| Short exercise |
In the entries below, find every line with "color" and copy it.

++++ Records supplied

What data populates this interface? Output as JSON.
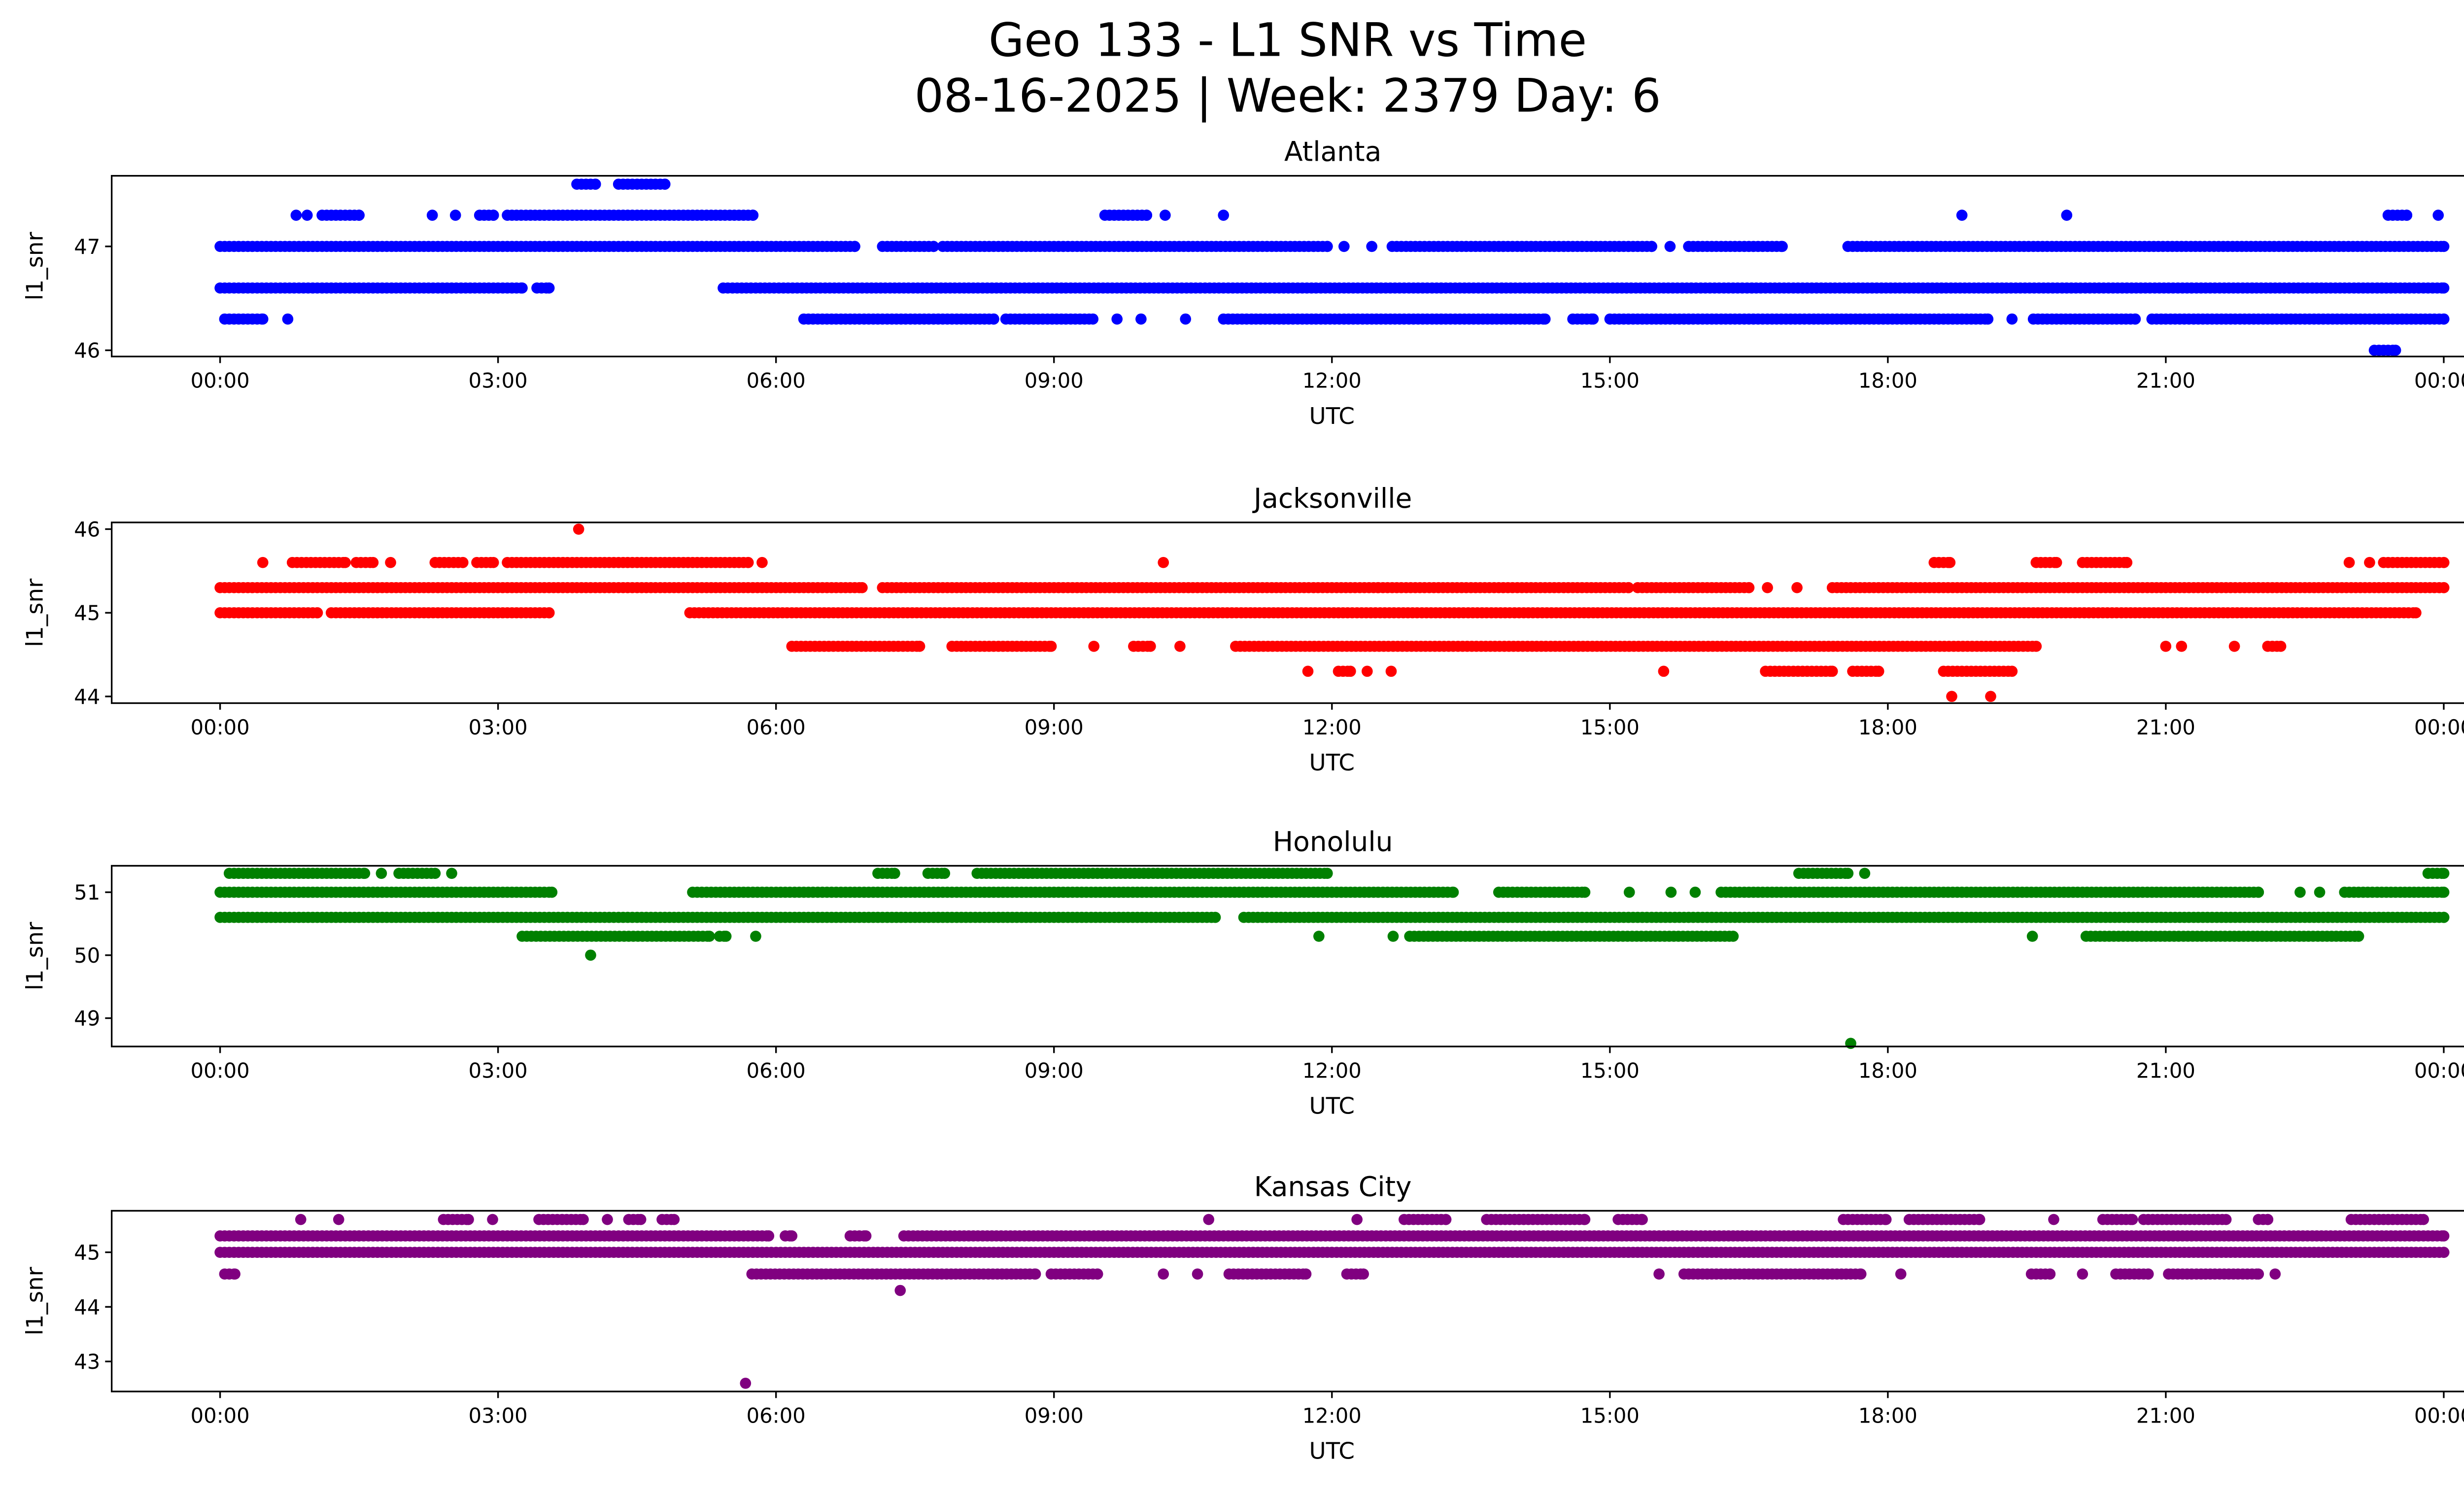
{
  "chart_data": {
    "type": "scatter",
    "title": "Geo 133 - L1 SNR vs Time",
    "subtitle": "08-16-2025 | Week: 2379 Day: 6",
    "x_unit": "hours UTC (0 = 00:00, 24 = next 00:00)",
    "xlim": [
      -1.17,
      25.19
    ],
    "x_ticks": [
      0,
      3,
      6,
      9,
      12,
      15,
      18,
      21,
      24
    ],
    "x_tick_labels": [
      "00:00",
      "03:00",
      "06:00",
      "09:00",
      "12:00",
      "15:00",
      "18:00",
      "21:00",
      "00:00"
    ],
    "panels": [
      {
        "title": "Atlanta",
        "xlabel": "UTC",
        "ylabel": "l1_snr",
        "color": "#0000ff",
        "ylim": [
          45.94,
          47.68
        ],
        "y_ticks": [
          46,
          47
        ],
        "y_tick_labels": [
          "46",
          "47"
        ],
        "series": [
          {
            "y": 47.6,
            "runs": [
              [
                3.85,
                4.05
              ],
              [
                4.3,
                4.8
              ]
            ]
          },
          {
            "y": 47.3,
            "runs": [
              [
                0.82,
                0.82
              ],
              [
                0.94,
                0.94
              ],
              [
                1.1,
                1.5
              ],
              [
                2.29,
                2.29
              ],
              [
                2.54,
                2.54
              ],
              [
                2.8,
                2.95
              ],
              [
                3.1,
                5.75
              ],
              [
                9.55,
                10.0
              ],
              [
                10.2,
                10.2
              ],
              [
                10.83,
                10.83
              ],
              [
                18.8,
                18.8
              ],
              [
                19.93,
                19.93
              ],
              [
                23.4,
                23.6
              ],
              [
                23.94,
                23.94
              ]
            ]
          },
          {
            "y": 47.0,
            "runs": [
              [
                0,
                6.85
              ],
              [
                7.15,
                7.7
              ],
              [
                7.8,
                11.95
              ],
              [
                12.13,
                12.13
              ],
              [
                12.43,
                12.43
              ],
              [
                12.65,
                15.45
              ],
              [
                15.65,
                15.65
              ],
              [
                15.85,
                16.86
              ],
              [
                17.57,
                24
              ]
            ]
          },
          {
            "y": 46.6,
            "runs": [
              [
                0,
                3.26
              ],
              [
                3.42,
                3.55
              ],
              [
                5.43,
                24
              ]
            ]
          },
          {
            "y": 46.3,
            "runs": [
              [
                0.05,
                0.46
              ],
              [
                0.73,
                0.73
              ],
              [
                6.3,
                8.35
              ],
              [
                8.48,
                9.42
              ],
              [
                9.68,
                9.68
              ],
              [
                9.94,
                9.94
              ],
              [
                10.42,
                10.42
              ],
              [
                10.83,
                14.3
              ],
              [
                14.6,
                14.82
              ],
              [
                15.0,
                19.08
              ],
              [
                19.34,
                19.34
              ],
              [
                19.57,
                20.67
              ],
              [
                20.85,
                24
              ]
            ]
          },
          {
            "y": 46.0,
            "runs": [
              [
                23.25,
                23.48
              ]
            ]
          }
        ]
      },
      {
        "title": "Jacksonville",
        "xlabel": "UTC",
        "ylabel": "l1_snr",
        "color": "#ff0000",
        "ylim": [
          43.92,
          46.08
        ],
        "y_ticks": [
          44,
          45,
          46
        ],
        "y_tick_labels": [
          "44",
          "45",
          "46"
        ],
        "series": [
          {
            "y": 46.0,
            "runs": [
              [
                3.87,
                3.87
              ]
            ]
          },
          {
            "y": 45.6,
            "runs": [
              [
                0.46,
                0.46
              ],
              [
                0.78,
                1.35
              ],
              [
                1.47,
                1.65
              ],
              [
                1.84,
                1.84
              ],
              [
                2.32,
                2.62
              ],
              [
                2.77,
                2.95
              ],
              [
                3.1,
                5.7
              ],
              [
                5.85,
                5.85
              ],
              [
                10.18,
                10.18
              ],
              [
                18.5,
                18.67
              ],
              [
                19.6,
                19.82
              ],
              [
                20.1,
                20.58
              ],
              [
                22.98,
                22.98
              ],
              [
                23.2,
                23.2
              ],
              [
                23.35,
                24
              ]
            ]
          },
          {
            "y": 45.3,
            "runs": [
              [
                0,
                6.93
              ],
              [
                7.15,
                12.5
              ],
              [
                12.55,
                15.2
              ],
              [
                15.3,
                16.5
              ],
              [
                16.7,
                16.7
              ],
              [
                17.02,
                17.02
              ],
              [
                17.4,
                24
              ]
            ]
          },
          {
            "y": 45.0,
            "runs": [
              [
                0,
                1.05
              ],
              [
                1.2,
                3.55
              ],
              [
                5.07,
                23.7
              ]
            ]
          },
          {
            "y": 44.6,
            "runs": [
              [
                6.17,
                7.55
              ],
              [
                7.9,
                8.97
              ],
              [
                9.43,
                9.43
              ],
              [
                9.86,
                10.04
              ],
              [
                10.36,
                10.36
              ],
              [
                10.96,
                19.6
              ],
              [
                21.0,
                21.0
              ],
              [
                21.17,
                21.17
              ],
              [
                21.74,
                21.74
              ],
              [
                22.1,
                22.24
              ]
            ]
          },
          {
            "y": 44.3,
            "runs": [
              [
                11.74,
                11.74
              ],
              [
                12.07,
                12.2
              ],
              [
                12.38,
                12.38
              ],
              [
                12.64,
                12.64
              ],
              [
                15.58,
                15.58
              ],
              [
                16.68,
                17.4
              ],
              [
                17.62,
                17.9
              ],
              [
                18.6,
                19.34
              ]
            ]
          },
          {
            "y": 44.0,
            "runs": [
              [
                18.69,
                18.69
              ],
              [
                19.11,
                19.11
              ]
            ]
          }
        ]
      },
      {
        "title": "Honolulu",
        "xlabel": "UTC",
        "ylabel": "l1_snr",
        "color": "#008000",
        "ylim": [
          48.55,
          51.42
        ],
        "y_ticks": [
          49,
          50,
          51
        ],
        "y_tick_labels": [
          "49",
          "50",
          "51"
        ],
        "series": [
          {
            "y": 51.3,
            "runs": [
              [
                0.1,
                1.56
              ],
              [
                1.74,
                1.74
              ],
              [
                1.93,
                2.32
              ],
              [
                2.5,
                2.5
              ],
              [
                7.1,
                7.28
              ],
              [
                7.64,
                7.82
              ],
              [
                8.17,
                11.95
              ],
              [
                17.04,
                17.57
              ],
              [
                17.75,
                17.75
              ],
              [
                23.83,
                24
              ]
            ]
          },
          {
            "y": 51.0,
            "runs": [
              [
                0,
                3.58
              ],
              [
                5.1,
                13.31
              ],
              [
                13.8,
                14.73
              ],
              [
                15.21,
                15.21
              ],
              [
                15.66,
                15.66
              ],
              [
                15.92,
                15.92
              ],
              [
                16.2,
                22.0
              ],
              [
                22.45,
                22.45
              ],
              [
                22.66,
                22.66
              ],
              [
                22.93,
                24
              ]
            ]
          },
          {
            "y": 50.6,
            "runs": [
              [
                0,
                10.74
              ],
              [
                11.05,
                24
              ]
            ]
          },
          {
            "y": 50.3,
            "runs": [
              [
                3.26,
                5.28
              ],
              [
                5.39,
                5.46
              ],
              [
                5.78,
                5.78
              ],
              [
                11.86,
                11.86
              ],
              [
                12.66,
                12.66
              ],
              [
                12.84,
                16.33
              ],
              [
                19.56,
                19.56
              ],
              [
                20.14,
                23.08
              ]
            ]
          },
          {
            "y": 50.0,
            "runs": [
              [
                4.0,
                4.0
              ]
            ]
          },
          {
            "y": 48.6,
            "runs": [
              [
                17.6,
                17.6
              ]
            ]
          }
        ]
      },
      {
        "title": "Kansas City",
        "xlabel": "UTC",
        "ylabel": "l1_snr",
        "color": "#800080",
        "ylim": [
          42.45,
          45.76
        ],
        "y_ticks": [
          43,
          44,
          45
        ],
        "y_tick_labels": [
          "43",
          "44",
          "45"
        ],
        "series": [
          {
            "y": 45.6,
            "runs": [
              [
                0.87,
                0.87
              ],
              [
                1.28,
                1.28
              ],
              [
                2.41,
                2.68
              ],
              [
                2.94,
                2.94
              ],
              [
                3.44,
                3.92
              ],
              [
                4.18,
                4.18
              ],
              [
                4.41,
                4.54
              ],
              [
                4.77,
                4.9
              ],
              [
                10.67,
                10.67
              ],
              [
                12.27,
                12.27
              ],
              [
                12.78,
                13.23
              ],
              [
                13.67,
                14.73
              ],
              [
                15.09,
                15.35
              ],
              [
                17.52,
                17.98
              ],
              [
                18.23,
                18.99
              ],
              [
                19.79,
                19.79
              ],
              [
                20.32,
                20.64
              ],
              [
                20.76,
                21.65
              ],
              [
                22.0,
                22.1
              ],
              [
                23.0,
                23.78
              ]
            ]
          },
          {
            "y": 45.3,
            "runs": [
              [
                0,
                5.92
              ],
              [
                6.1,
                6.17
              ],
              [
                6.8,
                6.97
              ],
              [
                7.38,
                24
              ]
            ]
          },
          {
            "y": 45.0,
            "runs": [
              [
                0,
                24
              ]
            ]
          },
          {
            "y": 44.6,
            "runs": [
              [
                0.05,
                0.16
              ],
              [
                5.74,
                8.8
              ],
              [
                8.97,
                9.47
              ],
              [
                10.18,
                10.18
              ],
              [
                10.55,
                10.55
              ],
              [
                10.89,
                11.72
              ],
              [
                12.16,
                12.34
              ],
              [
                15.53,
                15.53
              ],
              [
                15.8,
                17.71
              ],
              [
                18.14,
                18.14
              ],
              [
                19.55,
                19.75
              ],
              [
                20.1,
                20.1
              ],
              [
                20.46,
                20.81
              ],
              [
                21.03,
                22.0
              ],
              [
                22.18,
                22.18
              ]
            ]
          },
          {
            "y": 44.3,
            "runs": [
              [
                7.34,
                7.34
              ]
            ]
          },
          {
            "y": 42.6,
            "runs": [
              [
                5.67,
                5.67
              ]
            ]
          }
        ]
      }
    ]
  }
}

++++++++

| Final result |
        "color": "#0000ff",
        "color": "#ff0000",
        "color": "#008000",
        "color": "#800080",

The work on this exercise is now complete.